_Task objective_. Repeat every record below exactly, leaving out the pictures.

>> BEGIN

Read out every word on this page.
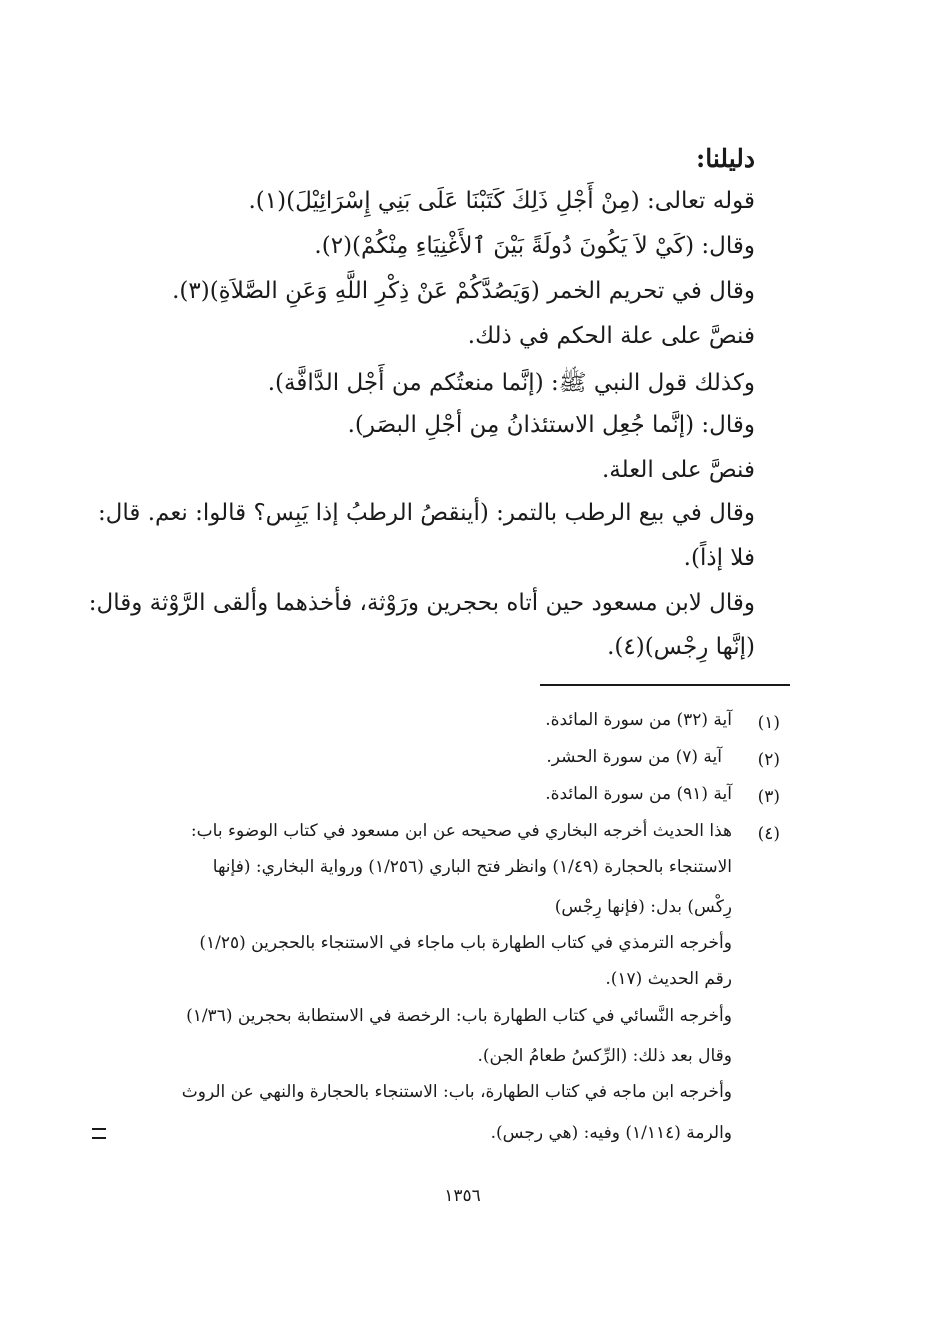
دليلنا:

قوله تعالى: (مِنْ أَجْلِ ذَلِكَ كَتَبْنَا عَلَى بَنِي إِسْرَائِيْلَ)(١).

وقال: (كَيْ لاَ يَكُونَ دُولَةً بَيْنَ ٱلأَغْنِيَاءِ مِنْكُمْ)(٢).

وقال في تحريم الخمر (وَيَصُدَّكُمْ عَنْ ذِكْرِ اللَّهِ وَعَنِ الصَّلاَةِ)(٣).

فنصَّ على علة الحكم في ذلك.

وكذلك قول النبي ﷺ: (إنَّما منعتُكم من أَجْل الدَّافَّة).

وقال: (إنَّما جُعِل الاستئذانُ مِن أجْلِ البصَر).

فنصَّ على العلة.

وقال في بيع الرطب بالتمر: (أينقصُ الرطبُ إذا يَبِس؟ قالوا: نعم. قال:

فلا إذاً).

وقال لابن مسعود حين أتاه بحجرين ورَوْثة، فأخذهما وألقى الرَّوْثة وقال:

(إنَّها رِجْس)(٤).

(١)

آية (٣٢) من سورة المائدة.

(٢)

آية (٧) من سورة الحشر.

(٣)

آية (٩١) من سورة المائدة.

(٤)

هذا الحديث أخرجه البخاري في صحيحه عن ابن مسعود في كتاب الوضوء باب:

الاستنجاء بالحجارة (١/٤٩) وانظر فتح الباري (١/٢٥٦) ورواية البخاري: (فإنها

رِكْس) بدل: (فإنها رِجْس)

وأخرجه الترمذي في كتاب الطهارة باب ماجاء في الاستنجاء بالحجرين (١/٢٥)

رقم الحديث (١٧).

وأخرجه النَّسائي في كتاب الطهارة باب: الرخصة في الاستطابة بحجرين (١/٣٦)

وقال بعد ذلك: (الرِّكسُ طعامُ الجن).

وأخرجه ابن ماجه في كتاب الطهارة، باب: الاستنجاء بالحجارة والنهي عن الروث

والرمة (١/١١٤) وفيه: (هي رجس).

١٣٥٦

>> END

_Result for this exercise_.
Read out every word on this page.
دليلنا:

قوله تعالى: (مِنْ أَجْلِ ذَلِكَ كَتَبْنَا عَلَى بَنِي إِسْرَائِيْلَ)(١).

وقال: (كَيْ لاَ يَكُونَ دُولَةً بَيْنَ ٱلأَغْنِيَاءِ مِنْكُمْ)(٢).

وقال في تحريم الخمر (وَيَصُدَّكُمْ عَنْ ذِكْرِ اللَّهِ وَعَنِ الصَّلاَةِ)(٣).

فنصَّ على علة الحكم في ذلك.

وكذلك قول النبي ﷺ: (إنَّما منعتُكم من أَجْل الدَّافَّة).

وقال: (إنَّما جُعِل الاستئذانُ مِن أجْلِ البصَر).

فنصَّ على العلة.

وقال في بيع الرطب بالتمر: (أينقصُ الرطبُ إذا يَبِس؟ قالوا: نعم. قال:

فلا إذاً).

وقال لابن مسعود حين أتاه بحجرين ورَوْثة، فأخذهما وألقى الرَّوْثة وقال:

(إنَّها رِجْس)(٤).

(١)

آية (٣٢) من سورة المائدة.

(٢)

آية (٧) من سورة الحشر.

(٣)

آية (٩١) من سورة المائدة.

(٤)

هذا الحديث أخرجه البخاري في صحيحه عن ابن مسعود في كتاب الوضوء باب:

الاستنجاء بالحجارة (١/٤٩) وانظر فتح الباري (١/٢٥٦) ورواية البخاري: (فإنها

رِكْس) بدل: (فإنها رِجْس)

وأخرجه الترمذي في كتاب الطهارة باب ماجاء في الاستنجاء بالحجرين (١/٢٥)

رقم الحديث (١٧).

وأخرجه النَّسائي في كتاب الطهارة باب: الرخصة في الاستطابة بحجرين (١/٣٦)

وقال بعد ذلك: (الرِّكسُ طعامُ الجن).

وأخرجه ابن ماجه في كتاب الطهارة، باب: الاستنجاء بالحجارة والنهي عن الروث

والرمة (١/١١٤) وفيه: (هي رجس).

١٣٥٦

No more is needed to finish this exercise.